» **Assigned task 1**
List the controlling processes that the hydrogeochemical analyses section says are represented by fields on the Gibbs diagrams.
» **Assigned task 2**
Reproduce a passage from the hydrogeochemical analyses section, beginning at the words "The groundwater types" and stopping after "produce the diagram.".

--- Extracted text Enclosed Below ---

2.3 Hydrogeochemical analyses

The groundwater types and evolution were analysed based on concentrations of the ions in the groundwater samples through Piper diagram, Gibbs plots and ion ratio binary plots. The Piper diagram was illustrated by Geochemical Workbench (edition. 15.0). Gibbs plots and ion ratio binary plots were plotted by Geochemical ToolKit (edition.4.1). Piper [61] proposed a diagram to characterize groundwater types based on its constituents’ ions. This diagram is helpful to understand the sources of dissolved constituent salts in water in terms of cation and anion composition. Piper diagram consists of a diamond- shaped field constructed by projecting the positions in the basal triangular fields. The concentrations of these ions were expressed in meq/L in order to produce the diagram.

Gibbs [62] published two semi-log diagrams that are often used to examine the link between groundwater chemical composition and lithological/aquifer condition. Although, these diagrams do not depict anthropogenic activities on hydrochemical components, they are useful in understanding the natural processes that drive hydrogeochemistry [2]. Three controlling processes identified [62] model are represented by evaporation dominance, rock dominance and precipitation dominance fields on the diagrams. TDS against Cl⁻/(Cl⁻ + HCO₃⁻) and TDS against Na⁺/(Na⁺ + Ca²⁺) were plotted to represent Gibbs’ model diagrams.

--- End of Enclosed Extracted text ---
--- Extracted information Enclosed Below ---

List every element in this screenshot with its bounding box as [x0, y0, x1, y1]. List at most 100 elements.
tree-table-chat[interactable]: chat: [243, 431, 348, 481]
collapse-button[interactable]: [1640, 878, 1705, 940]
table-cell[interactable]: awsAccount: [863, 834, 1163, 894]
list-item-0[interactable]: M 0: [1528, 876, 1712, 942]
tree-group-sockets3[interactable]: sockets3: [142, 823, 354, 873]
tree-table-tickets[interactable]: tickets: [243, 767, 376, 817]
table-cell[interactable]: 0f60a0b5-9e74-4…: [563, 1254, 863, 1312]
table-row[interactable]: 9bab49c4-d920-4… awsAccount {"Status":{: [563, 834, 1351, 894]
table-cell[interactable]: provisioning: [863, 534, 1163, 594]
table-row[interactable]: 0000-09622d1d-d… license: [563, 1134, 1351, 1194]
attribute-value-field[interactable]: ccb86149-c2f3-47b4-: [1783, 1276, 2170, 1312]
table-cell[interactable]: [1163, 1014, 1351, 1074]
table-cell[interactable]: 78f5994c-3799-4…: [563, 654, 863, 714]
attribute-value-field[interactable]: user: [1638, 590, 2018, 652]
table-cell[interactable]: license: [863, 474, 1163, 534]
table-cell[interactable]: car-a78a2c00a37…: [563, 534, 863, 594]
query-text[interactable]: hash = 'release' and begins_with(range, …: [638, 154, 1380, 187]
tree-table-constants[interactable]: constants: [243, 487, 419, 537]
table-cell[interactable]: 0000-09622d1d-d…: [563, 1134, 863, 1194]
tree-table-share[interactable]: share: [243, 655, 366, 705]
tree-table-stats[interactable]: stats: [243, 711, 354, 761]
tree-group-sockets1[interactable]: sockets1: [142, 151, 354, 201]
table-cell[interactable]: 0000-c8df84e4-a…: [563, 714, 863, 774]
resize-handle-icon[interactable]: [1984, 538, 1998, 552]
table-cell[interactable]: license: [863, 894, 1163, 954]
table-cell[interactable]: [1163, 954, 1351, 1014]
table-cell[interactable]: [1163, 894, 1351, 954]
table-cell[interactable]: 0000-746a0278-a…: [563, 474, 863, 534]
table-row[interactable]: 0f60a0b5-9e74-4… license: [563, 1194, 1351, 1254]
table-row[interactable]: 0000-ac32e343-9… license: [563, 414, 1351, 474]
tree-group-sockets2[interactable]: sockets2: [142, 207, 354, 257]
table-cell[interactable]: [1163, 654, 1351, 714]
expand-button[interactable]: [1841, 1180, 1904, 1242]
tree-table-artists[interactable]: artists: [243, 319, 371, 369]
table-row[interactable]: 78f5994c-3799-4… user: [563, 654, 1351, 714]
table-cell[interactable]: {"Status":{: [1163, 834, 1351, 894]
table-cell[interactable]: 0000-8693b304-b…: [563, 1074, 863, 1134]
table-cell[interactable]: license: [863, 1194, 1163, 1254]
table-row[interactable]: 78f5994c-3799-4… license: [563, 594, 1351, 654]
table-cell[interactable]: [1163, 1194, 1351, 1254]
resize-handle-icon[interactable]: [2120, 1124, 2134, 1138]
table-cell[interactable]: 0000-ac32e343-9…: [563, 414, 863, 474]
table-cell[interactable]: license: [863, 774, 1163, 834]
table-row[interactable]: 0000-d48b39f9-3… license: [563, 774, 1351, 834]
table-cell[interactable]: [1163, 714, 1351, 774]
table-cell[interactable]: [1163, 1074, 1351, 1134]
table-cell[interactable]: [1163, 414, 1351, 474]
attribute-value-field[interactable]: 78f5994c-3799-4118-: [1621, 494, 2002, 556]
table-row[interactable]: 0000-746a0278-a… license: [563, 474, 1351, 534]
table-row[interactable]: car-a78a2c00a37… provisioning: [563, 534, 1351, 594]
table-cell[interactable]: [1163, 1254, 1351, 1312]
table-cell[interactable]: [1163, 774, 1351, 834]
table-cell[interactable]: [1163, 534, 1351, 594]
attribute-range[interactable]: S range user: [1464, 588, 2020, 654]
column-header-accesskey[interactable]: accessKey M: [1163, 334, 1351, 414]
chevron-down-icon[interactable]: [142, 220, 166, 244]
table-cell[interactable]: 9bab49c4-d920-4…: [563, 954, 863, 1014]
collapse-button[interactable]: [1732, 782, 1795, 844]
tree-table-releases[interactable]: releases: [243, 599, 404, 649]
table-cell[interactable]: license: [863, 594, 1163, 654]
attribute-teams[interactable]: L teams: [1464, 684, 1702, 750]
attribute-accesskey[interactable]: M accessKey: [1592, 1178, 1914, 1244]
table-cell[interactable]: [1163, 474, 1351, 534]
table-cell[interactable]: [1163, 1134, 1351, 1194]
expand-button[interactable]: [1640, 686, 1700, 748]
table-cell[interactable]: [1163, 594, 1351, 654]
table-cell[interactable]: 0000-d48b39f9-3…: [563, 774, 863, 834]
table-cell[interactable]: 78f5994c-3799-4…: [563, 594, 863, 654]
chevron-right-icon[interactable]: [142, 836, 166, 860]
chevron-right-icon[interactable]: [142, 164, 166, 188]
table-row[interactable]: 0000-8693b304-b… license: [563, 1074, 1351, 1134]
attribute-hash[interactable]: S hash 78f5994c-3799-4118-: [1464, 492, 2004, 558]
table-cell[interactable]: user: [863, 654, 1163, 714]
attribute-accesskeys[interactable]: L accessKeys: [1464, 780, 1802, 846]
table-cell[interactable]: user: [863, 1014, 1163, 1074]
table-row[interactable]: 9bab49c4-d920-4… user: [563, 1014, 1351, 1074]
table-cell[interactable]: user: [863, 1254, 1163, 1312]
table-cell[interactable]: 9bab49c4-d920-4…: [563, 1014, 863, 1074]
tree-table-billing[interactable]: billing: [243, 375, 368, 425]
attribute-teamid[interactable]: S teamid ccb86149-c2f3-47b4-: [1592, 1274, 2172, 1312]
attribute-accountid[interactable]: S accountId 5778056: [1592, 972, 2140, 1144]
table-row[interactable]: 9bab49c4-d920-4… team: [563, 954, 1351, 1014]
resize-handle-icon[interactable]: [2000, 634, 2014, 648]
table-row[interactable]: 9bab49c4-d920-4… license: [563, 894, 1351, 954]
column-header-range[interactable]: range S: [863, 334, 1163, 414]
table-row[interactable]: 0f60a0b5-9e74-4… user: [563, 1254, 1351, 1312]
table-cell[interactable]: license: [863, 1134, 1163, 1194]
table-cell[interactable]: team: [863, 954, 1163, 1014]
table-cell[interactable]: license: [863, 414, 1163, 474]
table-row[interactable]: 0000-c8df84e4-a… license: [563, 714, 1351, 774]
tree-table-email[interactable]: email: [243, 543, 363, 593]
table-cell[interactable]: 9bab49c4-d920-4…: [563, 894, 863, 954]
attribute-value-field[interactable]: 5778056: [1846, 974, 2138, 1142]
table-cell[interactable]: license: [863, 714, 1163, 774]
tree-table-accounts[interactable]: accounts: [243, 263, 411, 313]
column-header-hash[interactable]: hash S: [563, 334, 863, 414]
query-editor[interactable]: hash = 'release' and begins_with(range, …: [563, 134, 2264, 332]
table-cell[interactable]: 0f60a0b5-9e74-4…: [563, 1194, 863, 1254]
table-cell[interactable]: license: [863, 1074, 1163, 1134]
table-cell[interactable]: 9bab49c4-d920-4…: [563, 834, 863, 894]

--- End of Enclosed Extracted information ---

» **Written answer 1**
Evaporation dominance
Rock dominance
Precipitation dominance

» **Written answer 2**
The groundwater types and evolution were analysed based on concentrations of the ions in the groundwater samples through Piper diagram, Gibbs plots and ion ratio binary plots. The Piper diagram was illustrated by Geochemical Workbench (edition. 15.0). Gibbs plots and ion ratio binary plots were plotted by Geochemical ToolKit (edition.4.1). Piper [61] proposed a diagram to characterize groundwater types based on its constituents’ ions. This diagram is helpful to understand the sources of dissolved constituent salts in water in terms of cation and anion composition. Piper diagram consists of a diamond- shaped field constructed by projecting the positions in the basal triangular fields. The concentrations of these ions were expressed in meq/L in order to produce the diagram.